_ENTRIES SUPPLIED_:
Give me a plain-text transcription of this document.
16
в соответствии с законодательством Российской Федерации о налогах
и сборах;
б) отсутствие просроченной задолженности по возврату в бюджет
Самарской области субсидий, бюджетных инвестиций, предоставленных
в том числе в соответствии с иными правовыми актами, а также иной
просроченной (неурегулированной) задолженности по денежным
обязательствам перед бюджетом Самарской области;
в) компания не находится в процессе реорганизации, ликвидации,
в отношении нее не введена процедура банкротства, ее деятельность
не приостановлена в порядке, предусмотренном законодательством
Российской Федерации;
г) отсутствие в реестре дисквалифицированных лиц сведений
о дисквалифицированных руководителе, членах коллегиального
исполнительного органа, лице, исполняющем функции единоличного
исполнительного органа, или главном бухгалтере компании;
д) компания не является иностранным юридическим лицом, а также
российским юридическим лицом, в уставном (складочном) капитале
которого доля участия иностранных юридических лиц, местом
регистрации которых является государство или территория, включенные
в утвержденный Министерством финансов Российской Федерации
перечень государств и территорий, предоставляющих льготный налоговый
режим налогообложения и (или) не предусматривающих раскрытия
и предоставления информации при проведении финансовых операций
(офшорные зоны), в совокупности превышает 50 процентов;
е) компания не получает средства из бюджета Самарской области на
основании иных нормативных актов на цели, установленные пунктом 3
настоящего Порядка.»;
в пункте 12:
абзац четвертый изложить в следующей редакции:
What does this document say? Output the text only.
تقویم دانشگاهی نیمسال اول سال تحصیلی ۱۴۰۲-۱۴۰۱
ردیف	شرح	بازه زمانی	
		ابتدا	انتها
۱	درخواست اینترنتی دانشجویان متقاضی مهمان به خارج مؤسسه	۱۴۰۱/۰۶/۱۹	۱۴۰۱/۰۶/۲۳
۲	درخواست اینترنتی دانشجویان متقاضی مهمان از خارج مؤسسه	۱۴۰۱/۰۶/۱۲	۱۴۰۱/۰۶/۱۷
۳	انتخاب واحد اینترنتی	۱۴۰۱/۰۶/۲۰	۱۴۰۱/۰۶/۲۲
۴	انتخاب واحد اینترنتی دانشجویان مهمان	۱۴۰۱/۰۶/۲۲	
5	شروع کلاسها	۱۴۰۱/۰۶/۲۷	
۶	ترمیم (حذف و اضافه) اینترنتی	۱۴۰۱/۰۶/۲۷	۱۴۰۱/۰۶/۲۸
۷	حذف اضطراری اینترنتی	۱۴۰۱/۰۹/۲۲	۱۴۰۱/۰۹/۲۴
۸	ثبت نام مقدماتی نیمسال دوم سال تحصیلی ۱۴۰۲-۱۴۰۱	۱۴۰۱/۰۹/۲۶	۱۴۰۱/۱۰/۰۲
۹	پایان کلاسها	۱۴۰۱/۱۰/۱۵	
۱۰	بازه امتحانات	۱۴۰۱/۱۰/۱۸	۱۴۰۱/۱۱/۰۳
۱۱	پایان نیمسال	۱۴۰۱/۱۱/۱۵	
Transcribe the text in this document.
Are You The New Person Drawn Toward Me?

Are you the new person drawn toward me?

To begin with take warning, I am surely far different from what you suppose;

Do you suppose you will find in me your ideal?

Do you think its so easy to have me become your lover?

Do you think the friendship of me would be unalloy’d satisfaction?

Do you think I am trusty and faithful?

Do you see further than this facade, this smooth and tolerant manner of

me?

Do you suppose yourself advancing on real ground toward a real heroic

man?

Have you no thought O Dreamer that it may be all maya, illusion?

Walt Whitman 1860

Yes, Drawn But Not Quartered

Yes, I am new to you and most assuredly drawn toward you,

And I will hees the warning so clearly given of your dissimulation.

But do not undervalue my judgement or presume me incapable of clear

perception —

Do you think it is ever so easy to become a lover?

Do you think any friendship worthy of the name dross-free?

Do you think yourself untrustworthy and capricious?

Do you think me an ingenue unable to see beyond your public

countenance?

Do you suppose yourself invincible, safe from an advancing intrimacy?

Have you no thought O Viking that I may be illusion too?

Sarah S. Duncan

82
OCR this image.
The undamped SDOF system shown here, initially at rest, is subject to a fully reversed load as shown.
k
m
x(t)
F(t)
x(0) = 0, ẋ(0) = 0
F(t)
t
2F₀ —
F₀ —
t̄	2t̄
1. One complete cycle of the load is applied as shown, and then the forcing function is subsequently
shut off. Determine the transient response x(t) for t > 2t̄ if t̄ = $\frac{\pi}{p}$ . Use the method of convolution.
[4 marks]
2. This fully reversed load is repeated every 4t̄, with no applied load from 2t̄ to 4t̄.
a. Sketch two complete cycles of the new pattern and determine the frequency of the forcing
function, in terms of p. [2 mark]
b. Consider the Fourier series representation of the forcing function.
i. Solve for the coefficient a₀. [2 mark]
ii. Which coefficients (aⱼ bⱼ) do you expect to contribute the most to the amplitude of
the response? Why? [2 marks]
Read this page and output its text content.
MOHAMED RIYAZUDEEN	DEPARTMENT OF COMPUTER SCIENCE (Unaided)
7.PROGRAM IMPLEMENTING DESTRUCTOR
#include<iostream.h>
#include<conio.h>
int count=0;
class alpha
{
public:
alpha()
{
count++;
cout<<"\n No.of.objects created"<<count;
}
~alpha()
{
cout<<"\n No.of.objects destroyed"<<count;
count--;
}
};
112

_GIVEN TASK_: Provide only the number of lines in the records containing the string "исполнительного".

_ANSWER IN FULL_: 2